Arrange the rows below as a Markdown table with two columns, No. and Line, where each line gets its own number and blank lines are dropped. Leave the pictures out.
── Extracted information ──
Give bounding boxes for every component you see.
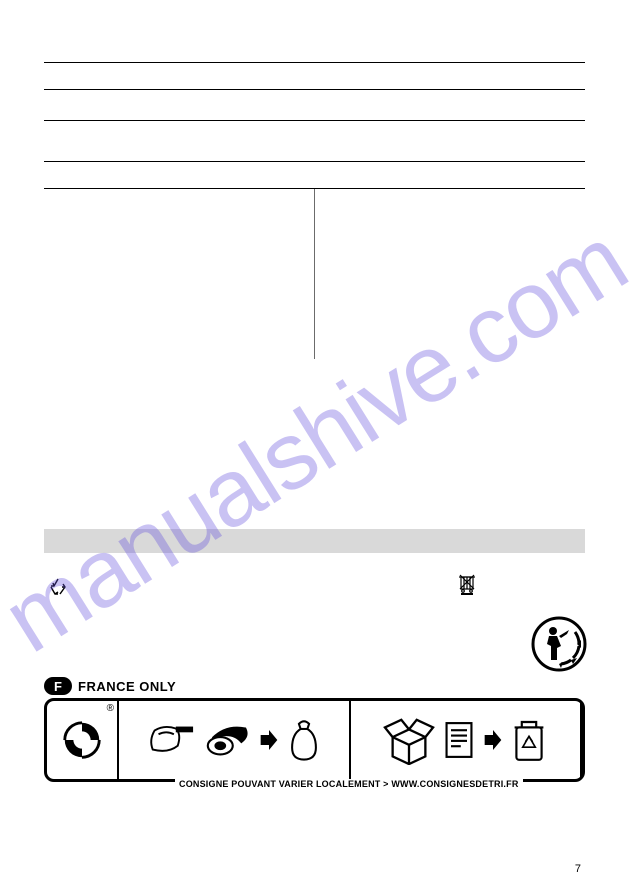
horizontal-rules — [44, 62, 585, 189]
film-disc-icon — [203, 719, 251, 761]
right-column — [315, 189, 586, 359]
france-pill: F — [44, 677, 72, 695]
france-only-label: FRANCE ONLY — [78, 679, 176, 694]
green-dot-cell: ® — [47, 701, 119, 779]
bag-wrap-icon — [147, 719, 195, 761]
recycle-bin-icon — [511, 715, 547, 765]
registered-mark: ® — [107, 703, 114, 714]
plastic-waste-cell — [119, 701, 351, 779]
arrow-right-icon — [259, 719, 279, 761]
arrow-right-icon — [483, 719, 503, 761]
paper-doc-icon — [443, 718, 475, 762]
rule-line — [44, 89, 585, 90]
weee-bin-icon — [458, 573, 476, 595]
france-only-row: F FRANCE ONLY — [44, 677, 585, 695]
two-column-block — [44, 189, 585, 359]
recycle-triangle-icon — [48, 577, 68, 597]
green-dot-icon — [59, 717, 105, 763]
grey-heading-bar — [44, 529, 585, 553]
trash-bag-icon — [287, 715, 321, 765]
rule-line — [44, 62, 585, 63]
cardboard-cell — [351, 701, 583, 779]
left-column — [44, 189, 315, 359]
triman-icon — [531, 616, 587, 672]
open-box-icon — [383, 715, 435, 765]
page-number: 7 — [575, 863, 581, 875]
consigne-text: CONSIGNE POUVANT VARIER LOCALEMENT > WWW… — [175, 779, 523, 789]
sorting-info-box: ® — [44, 698, 585, 782]
recycling-icons-row — [44, 571, 585, 597]
rule-line — [44, 120, 585, 121]
rule-line — [44, 161, 585, 162]
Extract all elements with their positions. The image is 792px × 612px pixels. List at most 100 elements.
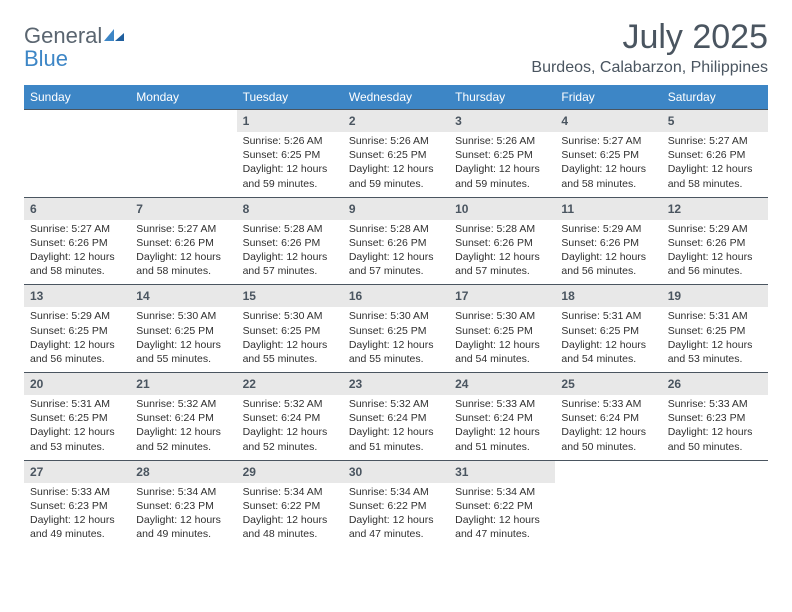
───
**Task output**
| No. | Line |
|---|---|
| 1 | Give bounding boxes for every component you see. |
| 2 | horizontal-rules — [44, 62, 585, 189] |
| 3 | film-disc-icon — [203, 719, 251, 761] |
| 4 | right-column — [315, 189, 586, 359] |
| 5 | france-pill: F — [44, 677, 72, 695] |
| 6 | france-only-label: FRANCE ONLY — [78, 679, 176, 694] |
| 7 | green-dot-cell: ® — [47, 701, 119, 779] |
| 8 | bag-wrap-icon — [147, 719, 195, 761] |
| 9 | recycle-bin-icon — [511, 715, 547, 765] |
| 10 | registered-mark: ® — [107, 703, 114, 714] |
| 11 | plastic-waste-cell — [119, 701, 351, 779] |
| 12 | arrow-right-icon — [259, 719, 279, 761] |
| 13 | arrow-right-icon — [483, 719, 503, 761] |
| 14 | paper-doc-icon — [443, 718, 475, 762] |
| 15 | rule-line — [44, 89, 585, 90] |
| 16 | weee-bin-icon — [458, 573, 476, 595] |
| 17 | france-only-row: F FRANCE ONLY — [44, 677, 585, 695] |
| 18 | two-column-block — [44, 189, 585, 359] |
| 19 | recycle-triangle-icon — [48, 577, 68, 597] |
| 20 | green-dot-icon — [59, 717, 105, 763] |
| 21 | grey-heading-bar — [44, 529, 585, 553] |
| 22 | trash-bag-icon — [287, 715, 321, 765] |
| 23 | rule-line — [44, 62, 585, 63] |
| 24 | cardboard-cell — [351, 701, 583, 779] |
| 25 | left-column — [44, 189, 315, 359] |
| 26 | triman-icon — [531, 616, 587, 672] |
| 27 | open-box-icon — [383, 715, 435, 765] |
| 28 | page-number: 7 — [575, 863, 581, 875] |
| 29 | consigne-text: CONSIGNE POUVANT VARIER LOCALEMENT > WWW… — [175, 779, 523, 789] |
| 30 | sorting-info-box: ® — [44, 698, 585, 782] |
| 31 | recycling-icons-row — [44, 571, 585, 597] |
| 32 | rule-line — [44, 120, 585, 121] |
| 33 | rule-line — [44, 161, 585, 162] |
| 34 | Extract all elements with their positions. The image is 792px × 612px pixels. List at most 100 elements. |